Figure record listings
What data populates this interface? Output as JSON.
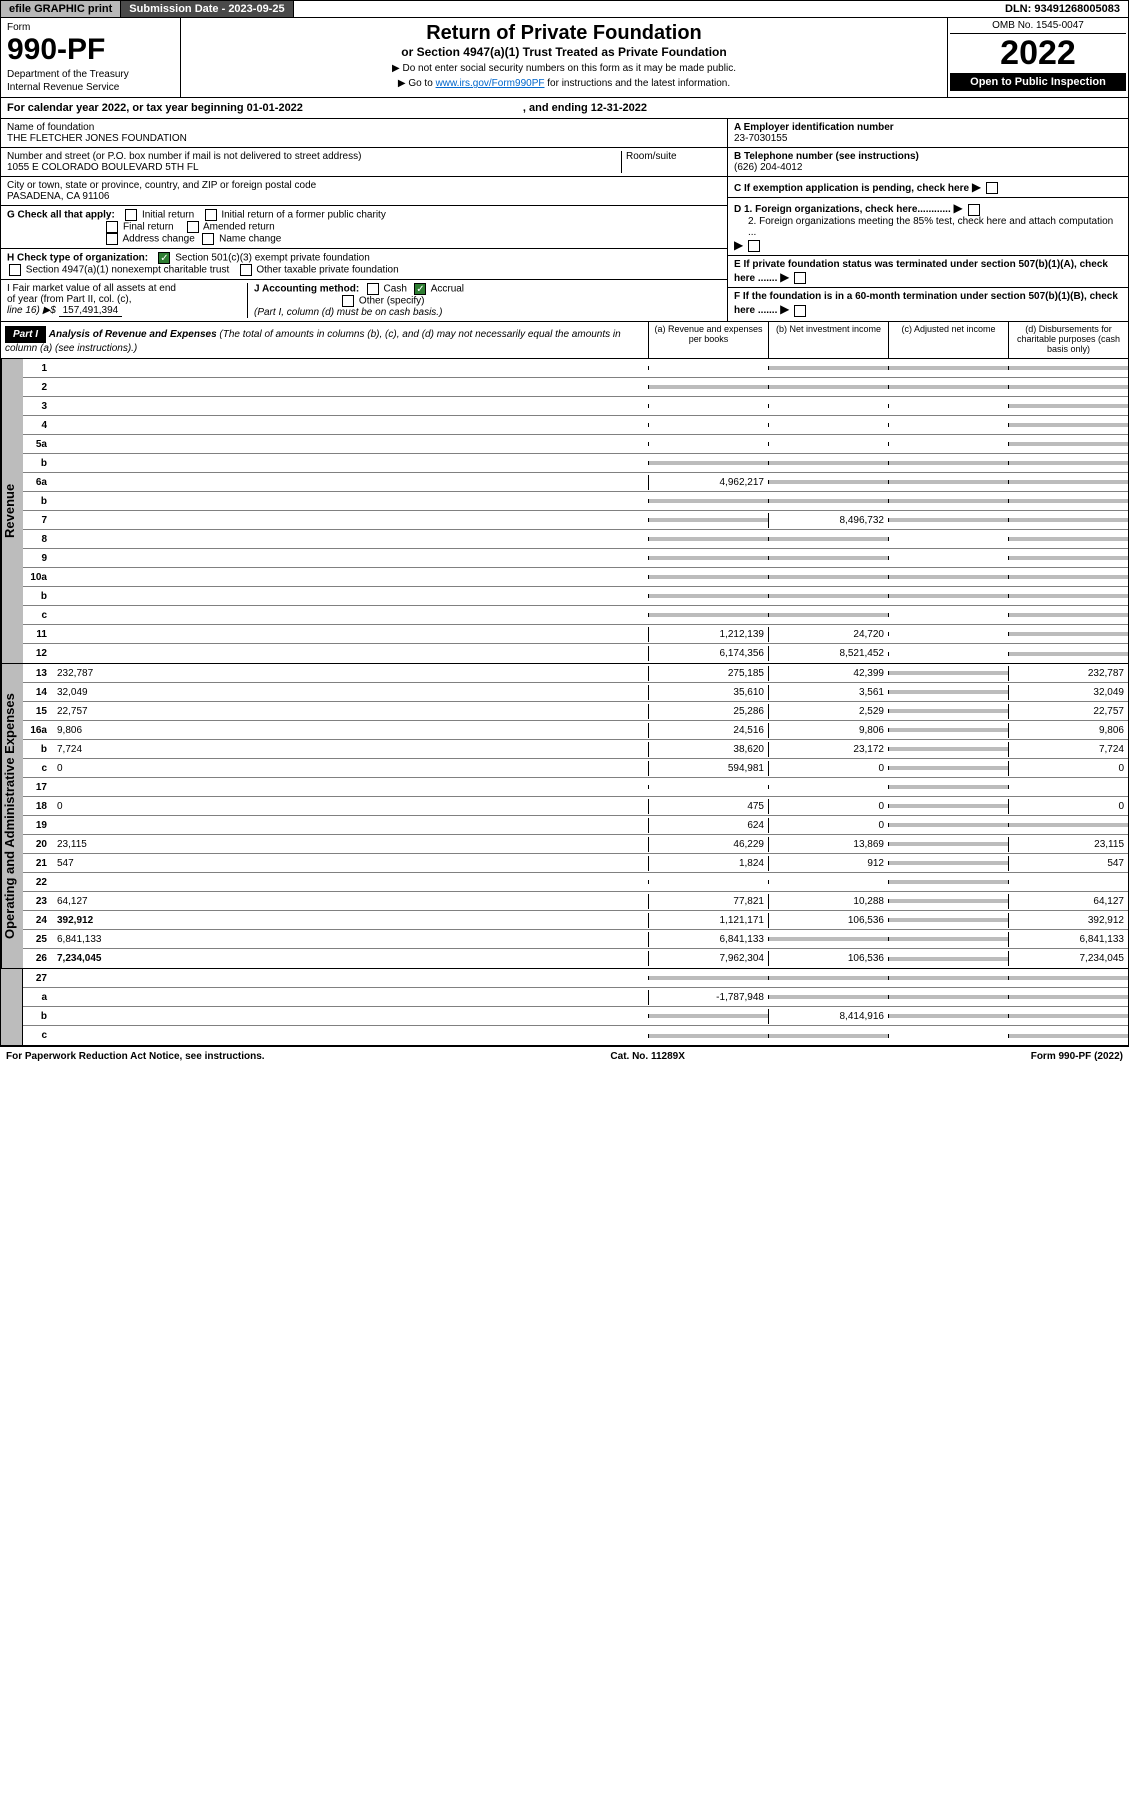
{
  "topbar": {
    "efile": "efile GRAPHIC print",
    "sub_label": "Submission Date - 2023-09-25",
    "dln": "DLN: 93491268005083"
  },
  "header": {
    "form_word": "Form",
    "form_num": "990-PF",
    "dept1": "Department of the Treasury",
    "dept2": "Internal Revenue Service",
    "title": "Return of Private Foundation",
    "subtitle": "or Section 4947(a)(1) Trust Treated as Private Foundation",
    "note1": "▶ Do not enter social security numbers on this form as it may be made public.",
    "note2_pre": "▶ Go to ",
    "note2_link": "www.irs.gov/Form990PF",
    "note2_post": " for instructions and the latest information.",
    "omb": "OMB No. 1545-0047",
    "year": "2022",
    "open": "Open to Public Inspection"
  },
  "cal": {
    "pre": "For calendar year 2022, or tax year beginning 01-01-2022",
    "end": ", and ending 12-31-2022"
  },
  "left": {
    "name_lbl": "Name of foundation",
    "name": "THE FLETCHER JONES FOUNDATION",
    "addr_lbl": "Number and street (or P.O. box number if mail is not delivered to street address)",
    "addr": "1055 E COLORADO BOULEVARD 5TH FL",
    "room_lbl": "Room/suite",
    "city_lbl": "City or town, state or province, country, and ZIP or foreign postal code",
    "city": "PASADENA, CA  91106",
    "g_lbl": "G Check all that apply:",
    "g_opts": [
      "Initial return",
      "Final return",
      "Address change",
      "Initial return of a former public charity",
      "Amended return",
      "Name change"
    ],
    "h_lbl": "H Check type of organization:",
    "h_opt1": "Section 501(c)(3) exempt private foundation",
    "h_opt2": "Section 4947(a)(1) nonexempt charitable trust",
    "h_opt3": "Other taxable private foundation",
    "i_lbl1": "I Fair market value of all assets at end",
    "i_lbl2": "of year (from Part II, col. (c),",
    "i_lbl3": "line 16) ▶$ ",
    "i_val": "157,491,394",
    "j_lbl": "J Accounting method:",
    "j_cash": "Cash",
    "j_accrual": "Accrual",
    "j_other": "Other (specify)",
    "j_note": "(Part I, column (d) must be on cash basis.)"
  },
  "right": {
    "a_lbl": "A Employer identification number",
    "a_val": "23-7030155",
    "b_lbl": "B Telephone number (see instructions)",
    "b_val": "(626) 204-4012",
    "c_lbl": "C If exemption application is pending, check here",
    "d1_lbl": "D 1. Foreign organizations, check here............",
    "d2_lbl": "2. Foreign organizations meeting the 85% test, check here and attach computation ...",
    "e_lbl": "E  If private foundation status was terminated under section 507(b)(1)(A), check here .......",
    "f_lbl": "F  If the foundation is in a 60-month termination under section 507(b)(1)(B), check here ......."
  },
  "part1": {
    "hdr": "Part I",
    "title": "Analysis of Revenue and Expenses",
    "title_note": " (The total of amounts in columns (b), (c), and (d) may not necessarily equal the amounts in column (a) (see instructions).)",
    "cols": [
      "(a)   Revenue and expenses per books",
      "(b)   Net investment income",
      "(c)   Adjusted net income",
      "(d)   Disbursements for charitable purposes (cash basis only)"
    ]
  },
  "revenue_label": "Revenue",
  "expense_label": "Operating and Administrative Expenses",
  "rows_rev": [
    {
      "n": "1",
      "d": "",
      "a": "",
      "b": "",
      "c": "",
      "sh": [
        "",
        "c",
        "c",
        "c"
      ]
    },
    {
      "n": "2",
      "d": "",
      "a": "",
      "b": "",
      "c": "",
      "sh": [
        "c",
        "c",
        "c",
        "c"
      ]
    },
    {
      "n": "3",
      "d": "",
      "a": "",
      "b": "",
      "c": "",
      "sh": [
        "",
        "",
        "",
        "c"
      ]
    },
    {
      "n": "4",
      "d": "",
      "a": "",
      "b": "",
      "c": "",
      "sh": [
        "",
        "",
        "",
        "c"
      ]
    },
    {
      "n": "5a",
      "d": "",
      "a": "",
      "b": "",
      "c": "",
      "sh": [
        "",
        "",
        "",
        "c"
      ]
    },
    {
      "n": "b",
      "d": "",
      "a": "",
      "b": "",
      "c": "",
      "sh": [
        "c",
        "c",
        "c",
        "c"
      ]
    },
    {
      "n": "6a",
      "d": "",
      "a": "4,962,217",
      "b": "",
      "c": "",
      "sh": [
        "",
        "c",
        "c",
        "c"
      ]
    },
    {
      "n": "b",
      "d": "",
      "a": "",
      "b": "",
      "c": "",
      "sh": [
        "c",
        "c",
        "c",
        "c"
      ]
    },
    {
      "n": "7",
      "d": "",
      "a": "",
      "b": "8,496,732",
      "c": "",
      "sh": [
        "c",
        "",
        "c",
        "c"
      ]
    },
    {
      "n": "8",
      "d": "",
      "a": "",
      "b": "",
      "c": "",
      "sh": [
        "c",
        "c",
        "",
        "c"
      ]
    },
    {
      "n": "9",
      "d": "",
      "a": "",
      "b": "",
      "c": "",
      "sh": [
        "c",
        "c",
        "",
        "c"
      ]
    },
    {
      "n": "10a",
      "d": "",
      "a": "",
      "b": "",
      "c": "",
      "sh": [
        "c",
        "c",
        "c",
        "c"
      ]
    },
    {
      "n": "b",
      "d": "",
      "a": "",
      "b": "",
      "c": "",
      "sh": [
        "c",
        "c",
        "c",
        "c"
      ]
    },
    {
      "n": "c",
      "d": "",
      "a": "",
      "b": "",
      "c": "",
      "sh": [
        "c",
        "c",
        "",
        "c"
      ]
    },
    {
      "n": "11",
      "d": "",
      "a": "1,212,139",
      "b": "24,720",
      "c": "",
      "sh": [
        "",
        "",
        "",
        "c"
      ]
    },
    {
      "n": "12",
      "d": "",
      "a": "6,174,356",
      "b": "8,521,452",
      "c": "",
      "sh": [
        "",
        "",
        "",
        "c"
      ],
      "bold": true
    }
  ],
  "rows_exp": [
    {
      "n": "13",
      "d": "232,787",
      "a": "275,185",
      "b": "42,399",
      "c": "",
      "sh": [
        "",
        "",
        "c",
        ""
      ]
    },
    {
      "n": "14",
      "d": "32,049",
      "a": "35,610",
      "b": "3,561",
      "c": "",
      "sh": [
        "",
        "",
        "c",
        ""
      ]
    },
    {
      "n": "15",
      "d": "22,757",
      "a": "25,286",
      "b": "2,529",
      "c": "",
      "sh": [
        "",
        "",
        "c",
        ""
      ]
    },
    {
      "n": "16a",
      "d": "9,806",
      "a": "24,516",
      "b": "9,806",
      "c": "",
      "sh": [
        "",
        "",
        "c",
        ""
      ]
    },
    {
      "n": "b",
      "d": "7,724",
      "a": "38,620",
      "b": "23,172",
      "c": "",
      "sh": [
        "",
        "",
        "c",
        ""
      ]
    },
    {
      "n": "c",
      "d": "0",
      "a": "594,981",
      "b": "0",
      "c": "",
      "sh": [
        "",
        "",
        "c",
        ""
      ]
    },
    {
      "n": "17",
      "d": "",
      "a": "",
      "b": "",
      "c": "",
      "sh": [
        "",
        "",
        "c",
        ""
      ]
    },
    {
      "n": "18",
      "d": "0",
      "a": "475",
      "b": "0",
      "c": "",
      "sh": [
        "",
        "",
        "c",
        ""
      ]
    },
    {
      "n": "19",
      "d": "",
      "a": "624",
      "b": "0",
      "c": "",
      "sh": [
        "",
        "",
        "c",
        "c"
      ]
    },
    {
      "n": "20",
      "d": "23,115",
      "a": "46,229",
      "b": "13,869",
      "c": "",
      "sh": [
        "",
        "",
        "c",
        ""
      ]
    },
    {
      "n": "21",
      "d": "547",
      "a": "1,824",
      "b": "912",
      "c": "",
      "sh": [
        "",
        "",
        "c",
        ""
      ]
    },
    {
      "n": "22",
      "d": "",
      "a": "",
      "b": "",
      "c": "",
      "sh": [
        "",
        "",
        "c",
        ""
      ]
    },
    {
      "n": "23",
      "d": "64,127",
      "a": "77,821",
      "b": "10,288",
      "c": "",
      "sh": [
        "",
        "",
        "c",
        ""
      ]
    },
    {
      "n": "24",
      "d": "392,912",
      "a": "1,121,171",
      "b": "106,536",
      "c": "",
      "sh": [
        "",
        "",
        "c",
        ""
      ],
      "bold": true
    },
    {
      "n": "25",
      "d": "6,841,133",
      "a": "6,841,133",
      "b": "",
      "c": "",
      "sh": [
        "",
        "c",
        "c",
        ""
      ]
    },
    {
      "n": "26",
      "d": "7,234,045",
      "a": "7,962,304",
      "b": "106,536",
      "c": "",
      "sh": [
        "",
        "",
        "c",
        ""
      ],
      "bold": true
    }
  ],
  "rows_end": [
    {
      "n": "27",
      "d": "",
      "a": "",
      "b": "",
      "c": "",
      "sh": [
        "c",
        "c",
        "c",
        "c"
      ]
    },
    {
      "n": "a",
      "d": "",
      "a": "-1,787,948",
      "b": "",
      "c": "",
      "sh": [
        "",
        "c",
        "c",
        "c"
      ],
      "bold": true
    },
    {
      "n": "b",
      "d": "",
      "a": "",
      "b": "8,414,916",
      "c": "",
      "sh": [
        "c",
        "",
        "c",
        "c"
      ],
      "bold": true
    },
    {
      "n": "c",
      "d": "",
      "a": "",
      "b": "",
      "c": "",
      "sh": [
        "c",
        "c",
        "",
        "c"
      ],
      "bold": true
    }
  ],
  "footer": {
    "left": "For Paperwork Reduction Act Notice, see instructions.",
    "mid": "Cat. No. 11289X",
    "right": "Form 990-PF (2022)"
  }
}
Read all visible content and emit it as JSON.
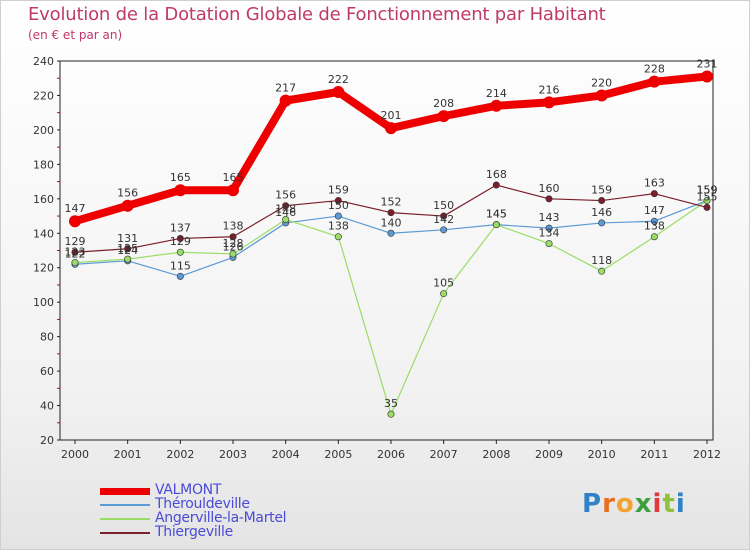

▶ **Aim of the exercise**: Say, as a bare number, how many lines in the entries above include the string "left".

▶ **Correct response**: 2